### What you need to do
Copy the records verbatim from their first line through the line containing "x-tick-label: maj.22 [637,581,692,636]", including both ends.

— Start of Rows —

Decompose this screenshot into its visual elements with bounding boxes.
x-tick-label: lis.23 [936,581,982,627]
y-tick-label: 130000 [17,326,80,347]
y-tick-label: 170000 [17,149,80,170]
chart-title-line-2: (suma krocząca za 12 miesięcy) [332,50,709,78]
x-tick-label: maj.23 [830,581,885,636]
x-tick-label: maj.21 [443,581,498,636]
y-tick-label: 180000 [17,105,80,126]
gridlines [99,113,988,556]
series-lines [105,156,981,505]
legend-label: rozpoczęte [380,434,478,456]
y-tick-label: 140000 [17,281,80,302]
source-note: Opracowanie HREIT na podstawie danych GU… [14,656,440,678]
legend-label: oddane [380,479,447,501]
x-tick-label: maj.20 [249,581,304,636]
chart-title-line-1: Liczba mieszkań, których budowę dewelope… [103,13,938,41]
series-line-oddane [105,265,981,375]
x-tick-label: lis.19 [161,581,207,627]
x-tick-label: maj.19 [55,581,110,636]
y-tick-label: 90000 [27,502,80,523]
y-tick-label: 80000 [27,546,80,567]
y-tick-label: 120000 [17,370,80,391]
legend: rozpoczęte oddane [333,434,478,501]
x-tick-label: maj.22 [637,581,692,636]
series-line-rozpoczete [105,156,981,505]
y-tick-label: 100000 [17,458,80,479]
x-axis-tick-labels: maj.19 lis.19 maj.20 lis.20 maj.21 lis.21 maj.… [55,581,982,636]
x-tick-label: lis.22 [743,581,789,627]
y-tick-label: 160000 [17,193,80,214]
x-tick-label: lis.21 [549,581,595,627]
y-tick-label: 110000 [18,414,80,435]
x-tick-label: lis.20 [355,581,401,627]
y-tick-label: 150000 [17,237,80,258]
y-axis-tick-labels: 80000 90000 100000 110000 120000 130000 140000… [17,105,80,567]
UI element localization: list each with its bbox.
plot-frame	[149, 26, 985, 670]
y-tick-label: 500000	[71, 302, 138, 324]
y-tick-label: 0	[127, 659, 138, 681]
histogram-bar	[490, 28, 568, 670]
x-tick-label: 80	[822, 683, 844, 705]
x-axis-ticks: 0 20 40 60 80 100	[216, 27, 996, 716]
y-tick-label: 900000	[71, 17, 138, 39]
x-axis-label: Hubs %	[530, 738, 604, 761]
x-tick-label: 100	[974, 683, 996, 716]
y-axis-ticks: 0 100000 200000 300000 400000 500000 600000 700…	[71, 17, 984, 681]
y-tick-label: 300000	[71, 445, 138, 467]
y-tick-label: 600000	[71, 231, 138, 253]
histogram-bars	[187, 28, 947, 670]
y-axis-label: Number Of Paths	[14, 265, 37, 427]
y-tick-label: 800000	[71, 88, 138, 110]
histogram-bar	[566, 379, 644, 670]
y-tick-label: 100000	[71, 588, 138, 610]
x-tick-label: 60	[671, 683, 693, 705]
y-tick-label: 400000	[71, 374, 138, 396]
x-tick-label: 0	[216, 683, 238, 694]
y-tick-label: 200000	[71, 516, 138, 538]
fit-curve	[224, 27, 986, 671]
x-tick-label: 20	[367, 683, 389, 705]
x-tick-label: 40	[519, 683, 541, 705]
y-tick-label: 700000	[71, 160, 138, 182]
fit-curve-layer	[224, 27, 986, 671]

— End of Rows —

### Expected output
Decompose this screenshot into its visual elements with bounding boxes.
x-tick-label: lis.23 [936,581,982,627]
y-tick-label: 130000 [17,326,80,347]
y-tick-label: 170000 [17,149,80,170]
chart-title-line-2: (suma krocząca za 12 miesięcy) [332,50,709,78]
x-tick-label: maj.23 [830,581,885,636]
x-tick-label: maj.21 [443,581,498,636]
y-tick-label: 180000 [17,105,80,126]
gridlines [99,113,988,556]
series-lines [105,156,981,505]
legend-label: rozpoczęte [380,434,478,456]
y-tick-label: 140000 [17,281,80,302]
source-note: Opracowanie HREIT na podstawie danych GU… [14,656,440,678]
legend-label: oddane [380,479,447,501]
x-tick-label: maj.20 [249,581,304,636]
chart-title-line-1: Liczba mieszkań, których budowę dewelope… [103,13,938,41]
series-line-oddane [105,265,981,375]
x-tick-label: lis.19 [161,581,207,627]
x-tick-label: maj.19 [55,581,110,636]
y-tick-label: 90000 [27,502,80,523]
y-tick-label: 80000 [27,546,80,567]
y-tick-label: 120000 [17,370,80,391]
legend: rozpoczęte oddane [333,434,478,501]
x-tick-label: maj.22 [637,581,692,636]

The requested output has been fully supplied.